* Begin Data for processing *

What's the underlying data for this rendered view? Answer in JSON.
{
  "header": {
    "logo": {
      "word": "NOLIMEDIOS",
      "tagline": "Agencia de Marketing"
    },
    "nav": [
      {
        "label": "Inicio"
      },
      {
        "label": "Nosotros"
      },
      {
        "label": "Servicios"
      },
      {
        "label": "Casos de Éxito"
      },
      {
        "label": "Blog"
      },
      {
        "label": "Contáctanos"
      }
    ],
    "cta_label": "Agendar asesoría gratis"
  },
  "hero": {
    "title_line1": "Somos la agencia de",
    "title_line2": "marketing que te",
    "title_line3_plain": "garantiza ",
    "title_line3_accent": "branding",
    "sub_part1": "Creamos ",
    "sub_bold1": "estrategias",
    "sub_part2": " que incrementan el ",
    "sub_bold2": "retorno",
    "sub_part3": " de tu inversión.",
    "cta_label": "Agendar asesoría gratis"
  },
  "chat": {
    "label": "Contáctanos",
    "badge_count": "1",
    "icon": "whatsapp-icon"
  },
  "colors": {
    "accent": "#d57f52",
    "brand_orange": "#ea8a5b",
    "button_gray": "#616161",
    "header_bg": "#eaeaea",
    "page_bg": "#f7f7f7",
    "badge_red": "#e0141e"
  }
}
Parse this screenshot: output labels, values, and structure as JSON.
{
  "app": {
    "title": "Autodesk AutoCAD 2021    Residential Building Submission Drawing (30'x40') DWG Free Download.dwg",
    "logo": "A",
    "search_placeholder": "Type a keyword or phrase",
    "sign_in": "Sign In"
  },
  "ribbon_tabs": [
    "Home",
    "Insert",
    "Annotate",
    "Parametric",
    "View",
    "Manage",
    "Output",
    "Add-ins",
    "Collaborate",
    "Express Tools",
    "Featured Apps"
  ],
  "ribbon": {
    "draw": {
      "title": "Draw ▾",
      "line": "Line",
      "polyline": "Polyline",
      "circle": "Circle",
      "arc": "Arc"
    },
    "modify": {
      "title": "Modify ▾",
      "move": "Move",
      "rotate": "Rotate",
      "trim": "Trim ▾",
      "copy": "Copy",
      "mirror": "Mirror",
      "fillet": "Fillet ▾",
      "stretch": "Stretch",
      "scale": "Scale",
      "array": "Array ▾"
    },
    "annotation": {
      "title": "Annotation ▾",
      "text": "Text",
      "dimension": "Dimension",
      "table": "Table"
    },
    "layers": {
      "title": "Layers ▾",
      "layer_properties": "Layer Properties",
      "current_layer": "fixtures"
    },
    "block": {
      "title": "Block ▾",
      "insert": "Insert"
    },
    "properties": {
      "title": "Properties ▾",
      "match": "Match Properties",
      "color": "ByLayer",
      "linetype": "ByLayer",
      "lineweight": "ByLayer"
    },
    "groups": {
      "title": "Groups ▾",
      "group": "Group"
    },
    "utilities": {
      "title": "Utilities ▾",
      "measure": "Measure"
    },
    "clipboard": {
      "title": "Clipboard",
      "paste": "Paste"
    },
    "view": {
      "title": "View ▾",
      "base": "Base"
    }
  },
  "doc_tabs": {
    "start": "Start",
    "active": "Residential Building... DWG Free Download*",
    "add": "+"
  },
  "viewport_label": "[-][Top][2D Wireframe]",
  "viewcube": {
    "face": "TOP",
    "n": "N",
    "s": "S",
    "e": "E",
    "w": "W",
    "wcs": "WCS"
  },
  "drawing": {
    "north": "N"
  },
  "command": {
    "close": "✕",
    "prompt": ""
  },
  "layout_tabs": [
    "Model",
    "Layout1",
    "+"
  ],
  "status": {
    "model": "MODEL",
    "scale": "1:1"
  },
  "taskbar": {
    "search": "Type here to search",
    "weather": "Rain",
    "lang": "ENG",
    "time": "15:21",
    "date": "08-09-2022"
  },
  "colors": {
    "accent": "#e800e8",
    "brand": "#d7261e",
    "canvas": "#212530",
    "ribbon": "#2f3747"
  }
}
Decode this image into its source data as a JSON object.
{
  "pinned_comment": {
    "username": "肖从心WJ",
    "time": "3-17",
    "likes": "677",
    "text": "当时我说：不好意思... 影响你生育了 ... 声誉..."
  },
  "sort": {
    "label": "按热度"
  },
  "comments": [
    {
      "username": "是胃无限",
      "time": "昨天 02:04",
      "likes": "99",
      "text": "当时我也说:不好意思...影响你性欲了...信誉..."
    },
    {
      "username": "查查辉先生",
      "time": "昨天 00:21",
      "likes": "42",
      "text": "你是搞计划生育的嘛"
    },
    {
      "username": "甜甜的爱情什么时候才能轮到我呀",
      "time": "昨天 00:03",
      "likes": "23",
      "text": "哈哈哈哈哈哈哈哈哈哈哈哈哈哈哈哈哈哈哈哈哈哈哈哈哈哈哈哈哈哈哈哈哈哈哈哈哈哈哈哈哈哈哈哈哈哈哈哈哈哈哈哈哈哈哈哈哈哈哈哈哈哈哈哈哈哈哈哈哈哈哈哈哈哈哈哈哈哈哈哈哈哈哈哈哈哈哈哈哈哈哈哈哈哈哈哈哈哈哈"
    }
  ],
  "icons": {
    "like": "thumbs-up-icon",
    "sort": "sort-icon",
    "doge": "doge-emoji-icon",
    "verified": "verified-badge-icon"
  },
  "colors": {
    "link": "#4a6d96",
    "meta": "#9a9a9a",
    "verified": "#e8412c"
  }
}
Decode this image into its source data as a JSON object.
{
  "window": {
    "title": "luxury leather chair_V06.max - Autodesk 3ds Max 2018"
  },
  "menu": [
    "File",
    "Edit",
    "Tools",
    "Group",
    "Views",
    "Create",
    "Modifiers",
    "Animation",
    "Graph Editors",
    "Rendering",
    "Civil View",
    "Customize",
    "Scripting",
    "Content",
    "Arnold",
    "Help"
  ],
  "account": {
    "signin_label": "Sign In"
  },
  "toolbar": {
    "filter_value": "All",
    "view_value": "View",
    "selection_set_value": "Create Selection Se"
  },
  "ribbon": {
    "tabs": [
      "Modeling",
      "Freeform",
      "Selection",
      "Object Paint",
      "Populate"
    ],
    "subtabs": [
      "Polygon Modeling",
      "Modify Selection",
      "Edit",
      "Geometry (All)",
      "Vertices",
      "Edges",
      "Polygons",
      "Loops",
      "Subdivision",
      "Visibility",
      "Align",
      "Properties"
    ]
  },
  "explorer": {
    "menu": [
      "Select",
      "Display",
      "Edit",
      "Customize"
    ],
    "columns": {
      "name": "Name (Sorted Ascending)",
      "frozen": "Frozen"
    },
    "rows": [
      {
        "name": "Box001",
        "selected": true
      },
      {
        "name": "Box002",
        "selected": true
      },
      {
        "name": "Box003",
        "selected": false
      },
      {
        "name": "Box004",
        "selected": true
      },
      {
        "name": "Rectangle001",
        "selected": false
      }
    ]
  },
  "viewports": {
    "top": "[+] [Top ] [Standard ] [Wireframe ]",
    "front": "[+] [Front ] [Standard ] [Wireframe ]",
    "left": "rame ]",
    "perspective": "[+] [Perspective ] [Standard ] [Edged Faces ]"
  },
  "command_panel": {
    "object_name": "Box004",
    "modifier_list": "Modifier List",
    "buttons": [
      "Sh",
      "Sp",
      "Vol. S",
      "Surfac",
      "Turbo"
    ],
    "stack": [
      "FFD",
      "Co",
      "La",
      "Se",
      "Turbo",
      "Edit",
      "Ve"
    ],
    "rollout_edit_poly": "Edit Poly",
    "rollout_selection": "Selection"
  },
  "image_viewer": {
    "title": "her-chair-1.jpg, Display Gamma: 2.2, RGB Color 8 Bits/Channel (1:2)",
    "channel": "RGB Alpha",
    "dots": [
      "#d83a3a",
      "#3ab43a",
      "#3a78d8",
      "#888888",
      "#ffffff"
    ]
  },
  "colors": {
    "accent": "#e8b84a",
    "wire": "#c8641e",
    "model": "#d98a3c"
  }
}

* End Data for processing *

• _Given problem_
Among the entries above, how many lines hold the word "Residential"? Reply with only that number.

• _Exercise response_
2